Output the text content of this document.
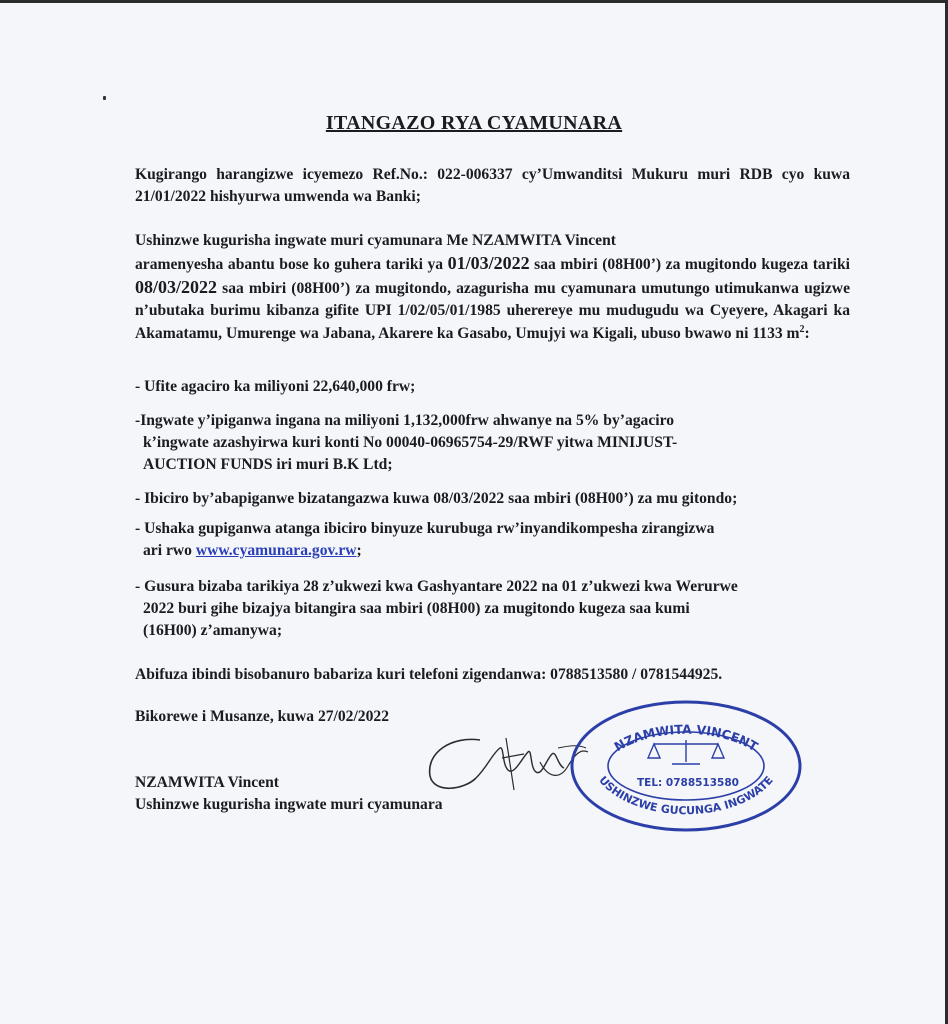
ITANGAZO RYA CYAMUNARA

Kugirango harangizwe icyemezo Ref.No.: 022-006337 cy’Umwanditsi Mukuru muri RDB cyo kuwa 21/01/2022 hishyurwa umwenda wa Banki;

Ushinzwe kugurisha ingwate muri cyamunara Me NZAMWITA Vincent

aramenyesha abantu bose ko guhera tariki ya 01/03/2022 saa mbiri (08H00’) za mugitondo kugeza tariki 08/03/2022 saa mbiri (08H00’) za mugitondo, azagurisha mu cyamunara umutungo utimukanwa ugizwe n’ubutaka burimu kibanza gifite UPI 1/02/05/01/1985 uherereye mu mudugudu wa Cyeyere, Akagari ka Akamatamu, Umurenge wa Jabana, Akarere ka Gasabo, Umujyi wa Kigali, ubuso bwawo ni 1133 $m^2$:

- Ufite agaciro ka miliyoni 22,640,000 frw;

-Ingwate y’ipiganwa ingana na miliyoni 1,132,000frw ahwanye na 5% by’agaciro

k’ingwate azashyirwa kuri konti No 00040-06965754-29/RWF yitwa MINIJUST-

AUCTION FUNDS iri muri B.K Ltd;

- Ibiciro by’abapiganwe bizatangazwa kuwa 08/03/2022 saa mbiri (08H00’) za mu gitondo;

- Ushaka gupiganwa atanga ibiciro binyuze kurubuga rw’inyandikompesha zirangizwa

ari rwo www.cyamunara.gov.rw;

- Gusura bizaba tarikiya 28 z’ukwezi kwa Gashyantare 2022 na 01 z’ukwezi kwa Werurwe

2022 buri gihe bizajya bitangira saa mbiri (08H00) za mugitondo kugeza saa kumi

(16H00) z’amanywa;

Abifuza ibindi bisobanuro babariza kuri telefoni zigendanwa: 0788513580 / 0781544925.

Bikorewe i Musanze, kuwa 27/02/2022

NZAMWITA Vincent

Ushinzwe kugurisha ingwate muri cyamunara

NZAMWITA VINCENT
USHINZWE GUCUNGA INGWATE
TEL: 0788513580
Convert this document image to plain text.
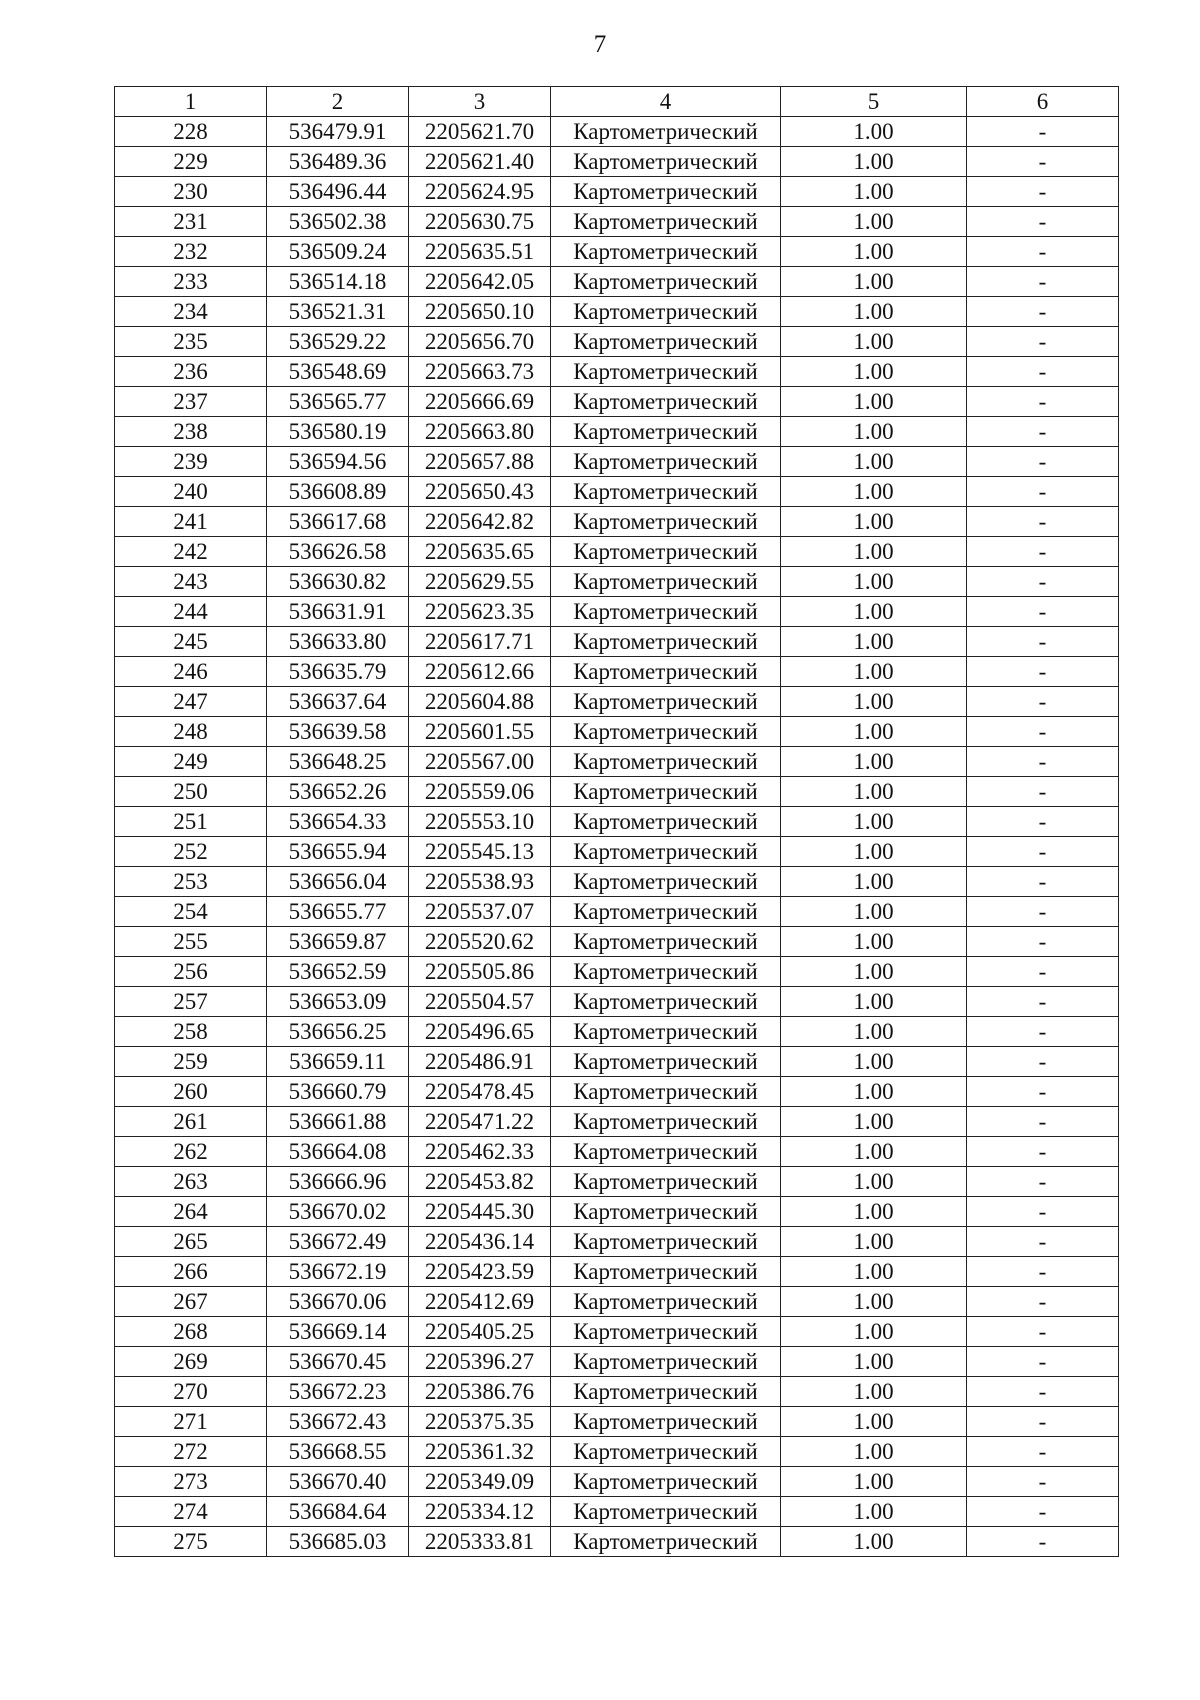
7
1	2	3	4	5	6
228	536479.91	2205621.70	Картометрический	1.00	-
229	536489.36	2205621.40	Картометрический	1.00	-
230	536496.44	2205624.95	Картометрический	1.00	-
231	536502.38	2205630.75	Картометрический	1.00	-
232	536509.24	2205635.51	Картометрический	1.00	-
233	536514.18	2205642.05	Картометрический	1.00	-
234	536521.31	2205650.10	Картометрический	1.00	-
235	536529.22	2205656.70	Картометрический	1.00	-
236	536548.69	2205663.73	Картометрический	1.00	-
237	536565.77	2205666.69	Картометрический	1.00	-
238	536580.19	2205663.80	Картометрический	1.00	-
239	536594.56	2205657.88	Картометрический	1.00	-
240	536608.89	2205650.43	Картометрический	1.00	-
241	536617.68	2205642.82	Картометрический	1.00	-
242	536626.58	2205635.65	Картометрический	1.00	-
243	536630.82	2205629.55	Картометрический	1.00	-
244	536631.91	2205623.35	Картометрический	1.00	-
245	536633.80	2205617.71	Картометрический	1.00	-
246	536635.79	2205612.66	Картометрический	1.00	-
247	536637.64	2205604.88	Картометрический	1.00	-
248	536639.58	2205601.55	Картометрический	1.00	-
249	536648.25	2205567.00	Картометрический	1.00	-
250	536652.26	2205559.06	Картометрический	1.00	-
251	536654.33	2205553.10	Картометрический	1.00	-
252	536655.94	2205545.13	Картометрический	1.00	-
253	536656.04	2205538.93	Картометрический	1.00	-
254	536655.77	2205537.07	Картометрический	1.00	-
255	536659.87	2205520.62	Картометрический	1.00	-
256	536652.59	2205505.86	Картометрический	1.00	-
257	536653.09	2205504.57	Картометрический	1.00	-
258	536656.25	2205496.65	Картометрический	1.00	-
259	536659.11	2205486.91	Картометрический	1.00	-
260	536660.79	2205478.45	Картометрический	1.00	-
261	536661.88	2205471.22	Картометрический	1.00	-
262	536664.08	2205462.33	Картометрический	1.00	-
263	536666.96	2205453.82	Картометрический	1.00	-
264	536670.02	2205445.30	Картометрический	1.00	-
265	536672.49	2205436.14	Картометрический	1.00	-
266	536672.19	2205423.59	Картометрический	1.00	-
267	536670.06	2205412.69	Картометрический	1.00	-
268	536669.14	2205405.25	Картометрический	1.00	-
269	536670.45	2205396.27	Картометрический	1.00	-
270	536672.23	2205386.76	Картометрический	1.00	-
271	536672.43	2205375.35	Картометрический	1.00	-
272	536668.55	2205361.32	Картометрический	1.00	-
273	536670.40	2205349.09	Картометрический	1.00	-
274	536684.64	2205334.12	Картометрический	1.00	-
275	536685.03	2205333.81	Картометрический	1.00	-
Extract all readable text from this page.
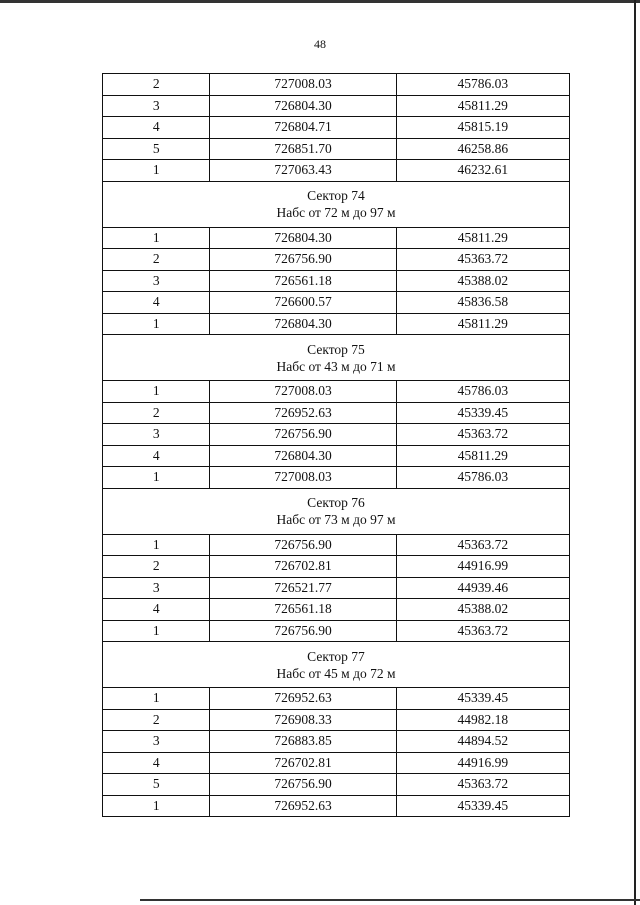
48
2	727008.03	45786.03
3	726804.30	45811.29
4	726804.71	45815.19
5	726851.70	46258.86
1	727063.43	46232.61

Сектор 74
Набс от 72 м до 97 м		

1	726804.30	45811.29
2	726756.90	45363.72
3	726561.18	45388.02
4	726600.57	45836.58
1	726804.30	45811.29

Сектор 75
Набс от 43 м до 71 м		

1	727008.03	45786.03
2	726952.63	45339.45
3	726756.90	45363.72
4	726804.30	45811.29
1	727008.03	45786.03

Сектор 76
Набс от 73 м до 97 м		

1	726756.90	45363.72
2	726702.81	44916.99
3	726521.77	44939.46
4	726561.18	45388.02
1	726756.90	45363.72

Сектор 77
Набс от 45 м до 72 м		

1	726952.63	45339.45
2	726908.33	44982.18
3	726883.85	44894.52
4	726702.81	44916.99
5	726756.90	45363.72
1	726952.63	45339.45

* **WHAT IS ASKED**
Output precisely the lines in the material above from the line containing "Extract all readable text from this page." through its last line, and omit pictures.

* **OUTPUT OF THE TASK**
Extract all readable text from this page.
48
2	727008.03	45786.03
3	726804.30	45811.29
4	726804.71	45815.19
5	726851.70	46258.86
1	727063.43	46232.61

Сектор 74
Набс от 72 м до 97 м		

1	726804.30	45811.29
2	726756.90	45363.72
3	726561.18	45388.02
4	726600.57	45836.58
1	726804.30	45811.29

Сектор 75
Набс от 43 м до 71 м		

1	727008.03	45786.03
2	726952.63	45339.45
3	726756.90	45363.72
4	726804.30	45811.29
1	727008.03	45786.03

Сектор 76
Набс от 73 м до 97 м		

1	726756.90	45363.72
2	726702.81	44916.99
3	726521.77	44939.46
4	726561.18	45388.02
1	726756.90	45363.72

Сектор 77
Набс от 45 м до 72 м		

1	726952.63	45339.45
2	726908.33	44982.18
3	726883.85	44894.52
4	726702.81	44916.99
5	726756.90	45363.72
1	726952.63	45339.45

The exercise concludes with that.